> _ЧТО СДЕЛАТЬ_: Подхватите приведенный ниже рассказ о том, как «Новое время» напечатало Сахаровскую конституцию, и продолжите его сразу после последней фразы.

> _ФРАГМЕНТ ИСТОЧНИКА_:
+ + + + +

ЕБ Немножко боялись. Бесцензурность пришла только после смерти Сахарова.
ЮР Вечером я прихожу к Пумпянскому. У Пумпянского сидит Игнатенко[145], главный редактор «Нового времени» на тот момент, а Саша первый зам, и Андрей Грачев[146]. И я говорю: Саня, у меня есть текст Сахаровской конституции. Он говорит: давай напечатаем, только надо уговорить Игнатенко. Попробуем. Мы сидим, вспоминаем, естественно, разговор об Андрее Дмитриевиче. И я говорю: слушайте, а как бы было замечательно, если бы «Новое время», лучший политический еженедельник, напечатал Сахаровскую конституцию. И они все трое говорят: да, это было бы очень интересно, но где ее взять. Я говорю, у меня есть машинописный экземпляр. Конечно, если бы был автограф, то тут можно было бы напечатать факсимиле, рукопись настоящая. Игнатенко говорит: да, конечно, мы бы напечатали. Я говорю: тогда печатайте, и выкладываю эту штуку.
И он говорит: да, но ты понимаешь, в чем дело, тут надо, чтобы Елена Георгиевна пришла в журнал завизировать текст, а она, наверное, сейчас не сможет. Я говорю – сможет. Помните, вы были в «Новом времени»? И они напечатали ее. Единственные. Достойно получилось.

+ + + + +

> _МАТЕРИАЛ ДЛЯ РАБОТЫ_:
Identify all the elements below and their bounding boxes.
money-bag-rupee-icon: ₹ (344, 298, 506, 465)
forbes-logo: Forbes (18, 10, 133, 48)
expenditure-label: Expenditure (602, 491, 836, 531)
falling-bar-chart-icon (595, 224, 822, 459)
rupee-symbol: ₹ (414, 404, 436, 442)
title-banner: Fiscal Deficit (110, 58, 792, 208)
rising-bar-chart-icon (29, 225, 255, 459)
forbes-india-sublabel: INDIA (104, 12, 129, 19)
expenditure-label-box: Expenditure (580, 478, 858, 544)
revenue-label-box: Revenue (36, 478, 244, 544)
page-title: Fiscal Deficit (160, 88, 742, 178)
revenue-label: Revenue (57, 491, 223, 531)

+ + + + +

> _ИТОГ РАБОТЫ_:
ЮР Но давайте все-таки вернемся к голодовке.
ЕБ А что голодовка? Вот меня забрали, 2-го мая было, уже на третье мне дали повестку явиться на допрос. Я ходила на допросы, каждый раз с Андрюшей. Андрюша сидел в коридоре, пока меня допрашивали. А 7-го Колесников меня спросил: Андрей Дмитриевич что, опять с вами? Я говорю – да. Попросите его войти.
Я выглянула в коридор, сидит Андрей в своем светлом плаще. Плащ у него бежевый, подкладка какая-то шерстяная, утепленный. Хороший – французский, между прочим. И я позвала Андрея, и только он вошел, как ввалилось человек шесть в халатах – мы вас госпитализируем.
ЮР А он в это время, пока вас на допросы водили, он голодал?
ЕБ Да, он все голодал. Андрей схватился за меня, что только с Люсей поеду. Они сказали – пожалуйста, и нас посадили в «Скорую помощь», привели в палату, в ту же самую, в которой мы после Лизиной голодовки лежали.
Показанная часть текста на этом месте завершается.